┌──

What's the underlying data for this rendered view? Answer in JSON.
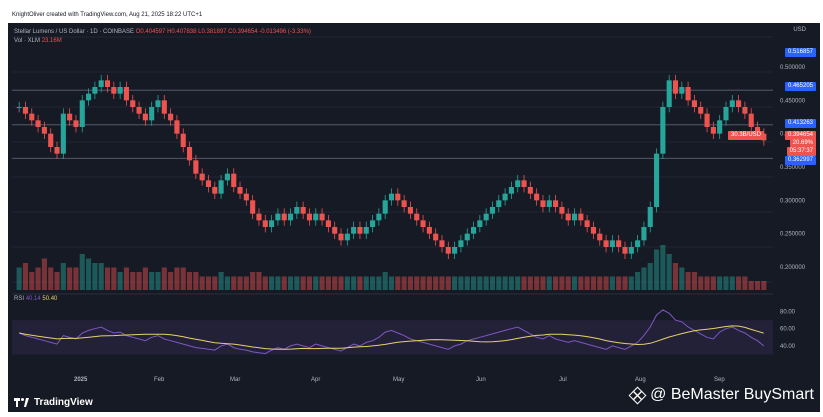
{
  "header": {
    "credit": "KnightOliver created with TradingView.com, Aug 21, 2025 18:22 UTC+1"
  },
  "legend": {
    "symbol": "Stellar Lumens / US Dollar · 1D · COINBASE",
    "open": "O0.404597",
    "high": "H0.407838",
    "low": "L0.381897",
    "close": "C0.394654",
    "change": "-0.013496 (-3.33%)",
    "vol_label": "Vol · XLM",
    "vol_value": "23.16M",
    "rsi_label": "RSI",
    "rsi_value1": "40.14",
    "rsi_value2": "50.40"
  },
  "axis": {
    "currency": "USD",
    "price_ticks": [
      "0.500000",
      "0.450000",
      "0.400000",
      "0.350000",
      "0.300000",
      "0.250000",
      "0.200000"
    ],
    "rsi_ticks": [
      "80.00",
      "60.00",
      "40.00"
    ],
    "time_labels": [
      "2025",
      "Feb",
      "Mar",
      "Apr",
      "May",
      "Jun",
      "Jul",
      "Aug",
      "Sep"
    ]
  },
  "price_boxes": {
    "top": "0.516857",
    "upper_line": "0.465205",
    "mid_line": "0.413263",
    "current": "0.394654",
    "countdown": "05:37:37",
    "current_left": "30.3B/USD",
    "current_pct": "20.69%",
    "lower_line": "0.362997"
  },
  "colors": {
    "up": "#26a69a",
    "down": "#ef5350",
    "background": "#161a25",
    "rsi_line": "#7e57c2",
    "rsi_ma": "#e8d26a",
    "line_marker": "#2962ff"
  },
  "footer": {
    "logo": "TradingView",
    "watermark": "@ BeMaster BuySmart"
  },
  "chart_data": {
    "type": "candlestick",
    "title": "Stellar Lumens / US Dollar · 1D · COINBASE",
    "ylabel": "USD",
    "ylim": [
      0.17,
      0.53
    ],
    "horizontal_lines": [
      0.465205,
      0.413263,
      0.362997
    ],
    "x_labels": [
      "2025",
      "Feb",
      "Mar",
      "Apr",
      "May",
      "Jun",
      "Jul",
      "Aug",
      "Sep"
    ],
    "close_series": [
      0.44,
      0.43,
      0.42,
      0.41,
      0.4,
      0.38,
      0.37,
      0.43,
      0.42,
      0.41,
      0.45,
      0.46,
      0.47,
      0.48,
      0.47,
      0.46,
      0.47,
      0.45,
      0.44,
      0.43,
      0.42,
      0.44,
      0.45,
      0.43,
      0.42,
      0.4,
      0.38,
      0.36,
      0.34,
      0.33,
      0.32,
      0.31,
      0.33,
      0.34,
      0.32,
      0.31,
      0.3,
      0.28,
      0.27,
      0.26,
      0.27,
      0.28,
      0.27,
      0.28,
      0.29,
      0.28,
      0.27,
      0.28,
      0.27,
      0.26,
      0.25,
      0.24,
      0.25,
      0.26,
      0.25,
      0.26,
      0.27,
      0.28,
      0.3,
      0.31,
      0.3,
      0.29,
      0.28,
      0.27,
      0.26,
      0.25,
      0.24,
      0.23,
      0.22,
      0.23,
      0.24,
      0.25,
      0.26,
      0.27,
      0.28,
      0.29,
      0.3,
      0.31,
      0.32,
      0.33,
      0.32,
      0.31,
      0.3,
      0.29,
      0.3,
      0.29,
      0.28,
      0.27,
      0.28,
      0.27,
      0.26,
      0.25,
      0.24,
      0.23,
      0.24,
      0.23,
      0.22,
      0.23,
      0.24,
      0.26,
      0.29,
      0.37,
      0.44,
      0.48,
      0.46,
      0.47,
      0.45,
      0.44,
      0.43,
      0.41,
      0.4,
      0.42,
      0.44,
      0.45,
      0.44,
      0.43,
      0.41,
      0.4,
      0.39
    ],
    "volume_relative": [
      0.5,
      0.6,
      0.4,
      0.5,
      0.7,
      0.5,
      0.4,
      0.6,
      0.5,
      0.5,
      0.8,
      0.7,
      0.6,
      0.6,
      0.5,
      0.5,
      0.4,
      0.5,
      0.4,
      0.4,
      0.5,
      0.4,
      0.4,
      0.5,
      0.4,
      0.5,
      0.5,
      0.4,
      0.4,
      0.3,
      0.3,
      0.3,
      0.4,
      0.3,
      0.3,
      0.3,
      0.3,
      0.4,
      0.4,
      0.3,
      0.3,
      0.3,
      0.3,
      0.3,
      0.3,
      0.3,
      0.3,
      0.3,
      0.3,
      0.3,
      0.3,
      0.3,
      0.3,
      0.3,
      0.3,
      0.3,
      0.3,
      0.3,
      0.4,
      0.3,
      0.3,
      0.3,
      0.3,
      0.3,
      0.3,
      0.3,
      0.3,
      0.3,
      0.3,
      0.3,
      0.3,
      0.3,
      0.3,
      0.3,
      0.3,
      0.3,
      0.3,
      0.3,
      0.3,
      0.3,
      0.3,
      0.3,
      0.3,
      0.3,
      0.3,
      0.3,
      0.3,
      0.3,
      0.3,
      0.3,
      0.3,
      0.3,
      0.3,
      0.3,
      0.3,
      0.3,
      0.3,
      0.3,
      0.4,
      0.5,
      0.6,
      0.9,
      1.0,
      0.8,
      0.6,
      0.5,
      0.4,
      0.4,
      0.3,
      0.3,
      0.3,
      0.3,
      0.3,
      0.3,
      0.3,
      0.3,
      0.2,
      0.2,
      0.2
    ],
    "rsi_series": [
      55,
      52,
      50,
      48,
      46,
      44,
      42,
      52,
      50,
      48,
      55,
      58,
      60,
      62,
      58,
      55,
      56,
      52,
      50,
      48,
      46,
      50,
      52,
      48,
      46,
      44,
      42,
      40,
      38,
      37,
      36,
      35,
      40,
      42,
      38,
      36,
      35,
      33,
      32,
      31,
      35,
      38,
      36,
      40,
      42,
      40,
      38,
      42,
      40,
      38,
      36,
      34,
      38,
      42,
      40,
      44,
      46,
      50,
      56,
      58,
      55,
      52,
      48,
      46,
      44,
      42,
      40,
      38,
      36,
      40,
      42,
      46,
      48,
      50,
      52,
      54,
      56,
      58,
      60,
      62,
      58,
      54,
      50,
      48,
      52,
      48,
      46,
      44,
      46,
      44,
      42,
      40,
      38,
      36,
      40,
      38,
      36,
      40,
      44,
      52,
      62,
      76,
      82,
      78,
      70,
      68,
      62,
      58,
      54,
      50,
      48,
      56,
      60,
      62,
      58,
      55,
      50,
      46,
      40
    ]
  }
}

└──

_Exercise aim_. Exactly as written, return every line of the listing, but not the pictures.

_Exercise result_.
What's the underlying data for this rendered view? Answer in JSON.
{
  "header": {
    "credit": "KnightOliver created with TradingView.com, Aug 21, 2025 18:22 UTC+1"
  },
  "legend": {
    "symbol": "Stellar Lumens / US Dollar · 1D · COINBASE",
    "open": "O0.404597",
    "high": "H0.407838",
    "low": "L0.381897",
    "close": "C0.394654",
    "change": "-0.013496 (-3.33%)",
    "vol_label": "Vol · XLM",
    "vol_value": "23.16M",
    "rsi_label": "RSI",
    "rsi_value1": "40.14",
    "rsi_value2": "50.40"
  },
  "axis": {
    "currency": "USD",
    "price_ticks": [
      "0.500000",
      "0.450000",
      "0.400000",
      "0.350000",
      "0.300000",
      "0.250000",
      "0.200000"
    ],
    "rsi_ticks": [
      "80.00",
      "60.00",
      "40.00"
    ],
    "time_labels": [
      "2025",
      "Feb",
      "Mar",
      "Apr",
      "May",
      "Jun",
      "Jul",
      "Aug",
      "Sep"
    ]
  },
  "price_boxes": {
    "top": "0.516857",
    "upper_line": "0.465205",
    "mid_line": "0.413263",
    "current": "0.394654",
    "countdown": "05:37:37",
    "current_left": "30.3B/USD",
    "current_pct": "20.69%",
    "lower_line": "0.362997"
  },
  "colors": {
    "up": "#26a69a",
    "down": "#ef5350",
    "background": "#161a25",
    "rsi_line": "#7e57c2",
    "rsi_ma": "#e8d26a",
    "line_marker": "#2962ff"
  },
  "footer": {
    "logo": "TradingView",
    "watermark": "@ BeMaster BuySmart"
  },
  "chart_data": {
    "type": "candlestick",
    "title": "Stellar Lumens / US Dollar · 1D · COINBASE",
    "ylabel": "USD",
    "ylim": [
      0.17,
      0.53
    ],
    "horizontal_lines": [
      0.465205,
      0.413263,
      0.362997
    ],
    "x_labels": [
      "2025",
      "Feb",
      "Mar",
      "Apr",
      "May",
      "Jun",
      "Jul",
      "Aug",
      "Sep"
    ],
    "close_series": [
      0.44,
      0.43,
      0.42,
      0.41,
      0.4,
      0.38,
      0.37,
      0.43,
      0.42,
      0.41,
      0.45,
      0.46,
      0.47,
      0.48,
      0.47,
      0.46,
      0.47,
      0.45,
      0.44,
      0.43,
      0.42,
      0.44,
      0.45,
      0.43,
      0.42,
      0.4,
      0.38,
      0.36,
      0.34,
      0.33,
      0.32,
      0.31,
      0.33,
      0.34,
      0.32,
      0.31,
      0.3,
      0.28,
      0.27,
      0.26,
      0.27,
      0.28,
      0.27,
      0.28,
      0.29,
      0.28,
      0.27,
      0.28,
      0.27,
      0.26,
      0.25,
      0.24,
      0.25,
      0.26,
      0.25,
      0.26,
      0.27,
      0.28,
      0.3,
      0.31,
      0.3,
      0.29,
      0.28,
      0.27,
      0.26,
      0.25,
      0.24,
      0.23,
      0.22,
      0.23,
      0.24,
      0.25,
      0.26,
      0.27,
      0.28,
      0.29,
      0.3,
      0.31,
      0.32,
      0.33,
      0.32,
      0.31,
      0.3,
      0.29,
      0.3,
      0.29,
      0.28,
      0.27,
      0.28,
      0.27,
      0.26,
      0.25,
      0.24,
      0.23,
      0.24,
      0.23,
      0.22,
      0.23,
      0.24,
      0.26,
      0.29,
      0.37,
      0.44,
      0.48,
      0.46,
      0.47,
      0.45,
      0.44,
      0.43,
      0.41,
      0.4,
      0.42,
      0.44,
      0.45,
      0.44,
      0.43,
      0.41,
      0.4,
      0.39
    ],
    "volume_relative": [
      0.5,
      0.6,
      0.4,
      0.5,
      0.7,
      0.5,
      0.4,
      0.6,
      0.5,
      0.5,
      0.8,
      0.7,
      0.6,
      0.6,
      0.5,
      0.5,
      0.4,
      0.5,
      0.4,
      0.4,
      0.5,
      0.4,
      0.4,
      0.5,
      0.4,
      0.5,
      0.5,
      0.4,
      0.4,
      0.3,
      0.3,
      0.3,
      0.4,
      0.3,
      0.3,
      0.3,
      0.3,
      0.4,
      0.4,
      0.3,
      0.3,
      0.3,
      0.3,
      0.3,
      0.3,
      0.3,
      0.3,
      0.3,
      0.3,
      0.3,
      0.3,
      0.3,
      0.3,
      0.3,
      0.3,
      0.3,
      0.3,
      0.3,
      0.4,
      0.3,
      0.3,
      0.3,
      0.3,
      0.3,
      0.3,
      0.3,
      0.3,
      0.3,
      0.3,
      0.3,
      0.3,
      0.3,
      0.3,
      0.3,
      0.3,
      0.3,
      0.3,
      0.3,
      0.3,
      0.3,
      0.3,
      0.3,
      0.3,
      0.3,
      0.3,
      0.3,
      0.3,
      0.3,
      0.3,
      0.3,
      0.3,
      0.3,
      0.3,
      0.3,
      0.3,
      0.3,
      0.3,
      0.3,
      0.4,
      0.5,
      0.6,
      0.9,
      1.0,
      0.8,
      0.6,
      0.5,
      0.4,
      0.4,
      0.3,
      0.3,
      0.3,
      0.3,
      0.3,
      0.3,
      0.3,
      0.3,
      0.2,
      0.2,
      0.2
    ],
    "rsi_series": [
      55,
      52,
      50,
      48,
      46,
      44,
      42,
      52,
      50,
      48,
      55,
      58,
      60,
      62,
      58,
      55,
      56,
      52,
      50,
      48,
      46,
      50,
      52,
      48,
      46,
      44,
      42,
      40,
      38,
      37,
      36,
      35,
      40,
      42,
      38,
      36,
      35,
      33,
      32,
      31,
      35,
      38,
      36,
      40,
      42,
      40,
      38,
      42,
      40,
      38,
      36,
      34,
      38,
      42,
      40,
      44,
      46,
      50,
      56,
      58,
      55,
      52,
      48,
      46,
      44,
      42,
      40,
      38,
      36,
      40,
      42,
      46,
      48,
      50,
      52,
      54,
      56,
      58,
      60,
      62,
      58,
      54,
      50,
      48,
      52,
      48,
      46,
      44,
      46,
      44,
      42,
      40,
      38,
      36,
      40,
      38,
      36,
      40,
      44,
      52,
      62,
      76,
      82,
      78,
      70,
      68,
      62,
      58,
      54,
      50,
      48,
      56,
      60,
      62,
      58,
      55,
      50,
      46,
      40
    ]
  }
}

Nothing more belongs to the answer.